→ **Task description**: Work through the data line by line, gathering every line that has the word "Conciencia".

→ **Entries supplied**:
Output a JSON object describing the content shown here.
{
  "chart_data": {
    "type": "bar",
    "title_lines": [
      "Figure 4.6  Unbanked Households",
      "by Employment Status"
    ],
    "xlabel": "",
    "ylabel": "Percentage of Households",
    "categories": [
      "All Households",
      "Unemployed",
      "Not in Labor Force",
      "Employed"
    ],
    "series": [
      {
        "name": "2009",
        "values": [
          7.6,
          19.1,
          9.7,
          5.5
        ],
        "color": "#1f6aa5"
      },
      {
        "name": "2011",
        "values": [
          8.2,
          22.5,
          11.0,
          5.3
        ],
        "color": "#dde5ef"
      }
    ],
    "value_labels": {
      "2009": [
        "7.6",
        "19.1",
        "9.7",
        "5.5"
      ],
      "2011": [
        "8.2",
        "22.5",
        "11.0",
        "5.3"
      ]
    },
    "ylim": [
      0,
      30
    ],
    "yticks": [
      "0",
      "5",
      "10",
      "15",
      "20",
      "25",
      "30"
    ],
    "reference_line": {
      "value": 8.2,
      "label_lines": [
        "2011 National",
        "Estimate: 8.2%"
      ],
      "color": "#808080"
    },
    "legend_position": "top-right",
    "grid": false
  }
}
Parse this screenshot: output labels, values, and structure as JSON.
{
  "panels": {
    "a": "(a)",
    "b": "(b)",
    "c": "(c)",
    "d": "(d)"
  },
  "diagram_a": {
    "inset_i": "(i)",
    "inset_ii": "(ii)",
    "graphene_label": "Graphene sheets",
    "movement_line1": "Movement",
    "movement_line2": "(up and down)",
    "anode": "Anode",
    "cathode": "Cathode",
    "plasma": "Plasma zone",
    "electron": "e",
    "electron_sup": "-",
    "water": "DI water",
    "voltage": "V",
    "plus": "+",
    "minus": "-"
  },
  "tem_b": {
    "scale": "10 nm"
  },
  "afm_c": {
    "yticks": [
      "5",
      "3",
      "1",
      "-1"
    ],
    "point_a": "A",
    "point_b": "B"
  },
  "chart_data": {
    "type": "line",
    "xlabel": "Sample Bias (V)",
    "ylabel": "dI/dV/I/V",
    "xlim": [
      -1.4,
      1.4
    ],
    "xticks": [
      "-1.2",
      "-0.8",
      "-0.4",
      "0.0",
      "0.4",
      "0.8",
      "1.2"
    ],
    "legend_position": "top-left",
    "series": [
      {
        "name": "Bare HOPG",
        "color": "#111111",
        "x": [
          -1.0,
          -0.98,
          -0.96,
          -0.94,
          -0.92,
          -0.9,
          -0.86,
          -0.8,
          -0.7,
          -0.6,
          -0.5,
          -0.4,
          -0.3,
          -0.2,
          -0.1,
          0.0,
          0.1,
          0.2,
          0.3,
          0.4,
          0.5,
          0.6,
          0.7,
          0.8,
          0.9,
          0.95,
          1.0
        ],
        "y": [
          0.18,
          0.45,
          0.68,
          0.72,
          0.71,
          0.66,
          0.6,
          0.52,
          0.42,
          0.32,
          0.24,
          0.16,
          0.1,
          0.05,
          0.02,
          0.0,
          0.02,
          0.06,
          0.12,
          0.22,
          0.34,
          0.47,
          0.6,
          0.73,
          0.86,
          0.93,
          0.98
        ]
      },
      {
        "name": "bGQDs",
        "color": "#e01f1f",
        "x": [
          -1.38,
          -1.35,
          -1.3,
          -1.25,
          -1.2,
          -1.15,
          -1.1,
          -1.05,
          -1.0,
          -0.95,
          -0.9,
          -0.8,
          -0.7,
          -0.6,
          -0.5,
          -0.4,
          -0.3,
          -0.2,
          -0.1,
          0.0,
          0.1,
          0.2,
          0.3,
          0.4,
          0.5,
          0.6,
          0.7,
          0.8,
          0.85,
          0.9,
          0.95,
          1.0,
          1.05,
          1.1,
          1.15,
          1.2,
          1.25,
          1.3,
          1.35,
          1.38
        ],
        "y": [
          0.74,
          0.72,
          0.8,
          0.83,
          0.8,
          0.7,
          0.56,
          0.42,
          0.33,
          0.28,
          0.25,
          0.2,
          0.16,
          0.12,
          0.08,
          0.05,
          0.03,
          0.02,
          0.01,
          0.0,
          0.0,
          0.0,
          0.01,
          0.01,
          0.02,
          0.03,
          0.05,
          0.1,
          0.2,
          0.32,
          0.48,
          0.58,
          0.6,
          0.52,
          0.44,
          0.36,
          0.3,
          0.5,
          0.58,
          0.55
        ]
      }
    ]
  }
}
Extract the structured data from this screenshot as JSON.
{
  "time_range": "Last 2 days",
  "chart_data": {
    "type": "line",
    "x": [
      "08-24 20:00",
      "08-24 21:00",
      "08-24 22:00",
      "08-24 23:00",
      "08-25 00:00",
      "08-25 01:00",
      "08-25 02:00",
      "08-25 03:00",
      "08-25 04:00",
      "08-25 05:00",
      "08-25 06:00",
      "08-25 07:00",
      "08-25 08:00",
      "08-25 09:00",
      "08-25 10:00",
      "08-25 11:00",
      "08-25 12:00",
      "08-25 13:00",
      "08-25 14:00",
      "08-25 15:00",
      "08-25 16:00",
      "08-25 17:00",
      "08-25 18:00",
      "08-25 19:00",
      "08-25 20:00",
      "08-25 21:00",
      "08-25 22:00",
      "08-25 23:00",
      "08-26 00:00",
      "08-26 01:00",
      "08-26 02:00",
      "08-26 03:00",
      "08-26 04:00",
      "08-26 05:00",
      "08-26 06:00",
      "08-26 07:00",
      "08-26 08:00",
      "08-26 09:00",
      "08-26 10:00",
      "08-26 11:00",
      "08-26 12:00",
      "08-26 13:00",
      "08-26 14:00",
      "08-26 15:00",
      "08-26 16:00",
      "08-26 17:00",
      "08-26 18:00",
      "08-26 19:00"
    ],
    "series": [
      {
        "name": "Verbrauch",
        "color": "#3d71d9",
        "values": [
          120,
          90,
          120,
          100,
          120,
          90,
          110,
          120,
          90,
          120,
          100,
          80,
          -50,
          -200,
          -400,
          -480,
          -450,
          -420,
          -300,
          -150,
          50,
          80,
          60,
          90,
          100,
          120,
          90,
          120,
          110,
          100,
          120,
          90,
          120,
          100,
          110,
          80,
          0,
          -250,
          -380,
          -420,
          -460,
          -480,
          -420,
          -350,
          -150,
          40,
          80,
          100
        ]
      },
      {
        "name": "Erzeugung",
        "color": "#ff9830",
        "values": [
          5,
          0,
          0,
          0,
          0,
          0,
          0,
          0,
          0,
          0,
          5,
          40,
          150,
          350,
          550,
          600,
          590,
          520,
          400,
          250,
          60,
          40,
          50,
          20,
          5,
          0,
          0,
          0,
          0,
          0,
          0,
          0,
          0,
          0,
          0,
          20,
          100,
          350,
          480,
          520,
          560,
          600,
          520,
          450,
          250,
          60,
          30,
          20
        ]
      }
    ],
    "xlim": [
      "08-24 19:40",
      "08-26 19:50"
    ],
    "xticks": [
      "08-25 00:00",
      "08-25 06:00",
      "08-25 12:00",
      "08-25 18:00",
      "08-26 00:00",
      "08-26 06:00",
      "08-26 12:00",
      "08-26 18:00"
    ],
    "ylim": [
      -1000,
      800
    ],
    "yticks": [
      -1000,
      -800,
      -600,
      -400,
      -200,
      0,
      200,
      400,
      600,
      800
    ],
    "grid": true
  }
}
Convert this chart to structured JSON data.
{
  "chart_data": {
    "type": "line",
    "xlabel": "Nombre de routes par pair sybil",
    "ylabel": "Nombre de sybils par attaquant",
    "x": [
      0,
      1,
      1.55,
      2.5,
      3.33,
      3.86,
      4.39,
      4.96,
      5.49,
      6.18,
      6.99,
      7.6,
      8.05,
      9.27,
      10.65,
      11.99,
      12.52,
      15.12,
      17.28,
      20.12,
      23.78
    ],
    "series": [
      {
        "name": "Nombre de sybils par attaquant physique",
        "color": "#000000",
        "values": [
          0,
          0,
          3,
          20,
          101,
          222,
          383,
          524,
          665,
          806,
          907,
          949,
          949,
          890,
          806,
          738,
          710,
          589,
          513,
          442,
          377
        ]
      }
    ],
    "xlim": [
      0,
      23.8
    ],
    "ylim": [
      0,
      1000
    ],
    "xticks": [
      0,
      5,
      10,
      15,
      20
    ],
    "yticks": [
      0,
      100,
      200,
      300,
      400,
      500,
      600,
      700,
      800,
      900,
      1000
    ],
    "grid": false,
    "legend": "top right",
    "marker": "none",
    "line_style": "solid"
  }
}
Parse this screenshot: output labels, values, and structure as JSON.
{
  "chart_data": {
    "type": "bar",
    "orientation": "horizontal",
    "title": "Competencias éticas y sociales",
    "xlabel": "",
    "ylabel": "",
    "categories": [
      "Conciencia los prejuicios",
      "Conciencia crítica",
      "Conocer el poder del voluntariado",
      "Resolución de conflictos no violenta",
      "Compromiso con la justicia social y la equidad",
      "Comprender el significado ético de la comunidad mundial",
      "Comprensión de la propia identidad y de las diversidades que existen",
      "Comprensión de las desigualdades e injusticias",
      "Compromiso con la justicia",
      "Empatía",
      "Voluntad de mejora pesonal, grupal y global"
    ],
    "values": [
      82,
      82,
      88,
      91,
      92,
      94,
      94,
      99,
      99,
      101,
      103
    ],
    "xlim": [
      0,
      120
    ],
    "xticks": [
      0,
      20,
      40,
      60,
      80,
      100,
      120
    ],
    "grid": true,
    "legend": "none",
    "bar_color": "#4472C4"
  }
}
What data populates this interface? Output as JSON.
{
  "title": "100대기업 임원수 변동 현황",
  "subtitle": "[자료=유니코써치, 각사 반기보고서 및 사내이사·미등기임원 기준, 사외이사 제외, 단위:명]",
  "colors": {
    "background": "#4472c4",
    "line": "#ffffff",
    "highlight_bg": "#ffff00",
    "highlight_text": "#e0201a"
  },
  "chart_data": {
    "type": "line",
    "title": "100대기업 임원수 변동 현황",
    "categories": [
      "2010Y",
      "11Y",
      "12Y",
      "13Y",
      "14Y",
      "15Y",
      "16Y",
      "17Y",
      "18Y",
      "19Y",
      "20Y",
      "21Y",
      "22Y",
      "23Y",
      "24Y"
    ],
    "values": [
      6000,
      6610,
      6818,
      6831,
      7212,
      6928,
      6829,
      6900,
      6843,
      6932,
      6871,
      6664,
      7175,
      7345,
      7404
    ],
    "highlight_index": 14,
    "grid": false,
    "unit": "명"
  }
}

→ **Written solution**:
      "Conciencia los prejuicios",
      "Conciencia crítica",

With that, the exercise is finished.